- Challenge
Pictures do not belong in the copy, so please give every entry below again exactly.

- Records for processing
┏━━

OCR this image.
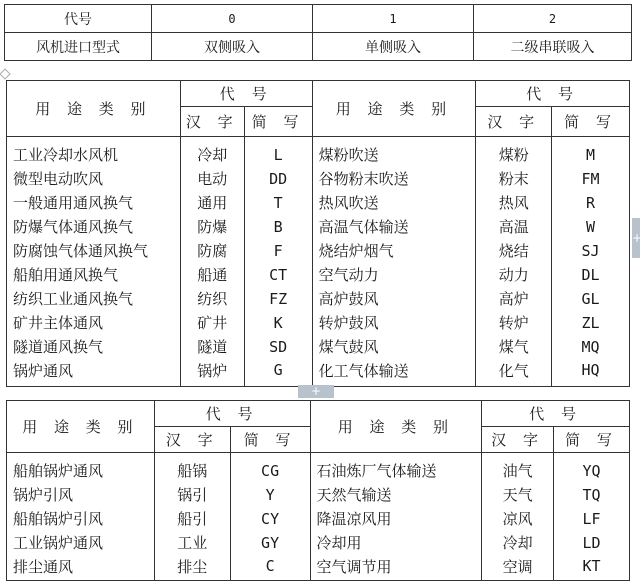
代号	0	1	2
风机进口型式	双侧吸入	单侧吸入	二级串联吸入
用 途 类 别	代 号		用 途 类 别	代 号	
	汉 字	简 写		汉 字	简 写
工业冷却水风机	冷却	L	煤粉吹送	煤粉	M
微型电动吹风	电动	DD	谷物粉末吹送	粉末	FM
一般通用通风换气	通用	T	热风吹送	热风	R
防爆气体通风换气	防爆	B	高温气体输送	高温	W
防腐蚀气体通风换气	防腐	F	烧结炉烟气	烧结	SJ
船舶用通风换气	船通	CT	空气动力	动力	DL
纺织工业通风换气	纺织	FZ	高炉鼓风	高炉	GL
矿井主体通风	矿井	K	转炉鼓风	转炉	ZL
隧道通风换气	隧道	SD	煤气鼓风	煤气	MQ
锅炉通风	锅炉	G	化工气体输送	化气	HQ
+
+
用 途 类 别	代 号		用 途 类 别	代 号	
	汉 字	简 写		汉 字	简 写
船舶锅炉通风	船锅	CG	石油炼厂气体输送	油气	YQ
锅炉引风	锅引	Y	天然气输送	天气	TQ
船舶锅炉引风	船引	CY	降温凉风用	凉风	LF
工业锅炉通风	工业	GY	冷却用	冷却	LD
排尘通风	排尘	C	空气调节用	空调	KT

┗━━

- Completed exercise
OCR this image.
代号	0	1	2
风机进口型式	双侧吸入	单侧吸入	二级串联吸入
用 途 类 别	代 号		用 途 类 别	代 号	
	汉 字	简 写		汉 字	简 写
工业冷却水风机	冷却	L	煤粉吹送	煤粉	M
微型电动吹风	电动	DD	谷物粉末吹送	粉末	FM
一般通用通风换气	通用	T	热风吹送	热风	R
防爆气体通风换气	防爆	B	高温气体输送	高温	W
防腐蚀气体通风换气	防腐	F	烧结炉烟气	烧结	SJ
船舶用通风换气	船通	CT	空气动力	动力	DL
纺织工业通风换气	纺织	FZ	高炉鼓风	高炉	GL
矿井主体通风	矿井	K	转炉鼓风	转炉	ZL
隧道通风换气	隧道	SD	煤气鼓风	煤气	MQ
锅炉通风	锅炉	G	化工气体输送	化气	HQ
+
+
用 途 类 别	代 号		用 途 类 别	代 号	
	汉 字	简 写		汉 字	简 写
船舶锅炉通风	船锅	CG	石油炼厂气体输送	油气	YQ
锅炉引风	锅引	Y	天然气输送	天气	TQ
船舶锅炉引风	船引	CY	降温凉风用	凉风	LF
工业锅炉通风	工业	GY	冷却用	冷却	LD
排尘通风	排尘	C	空气调节用	空调	KT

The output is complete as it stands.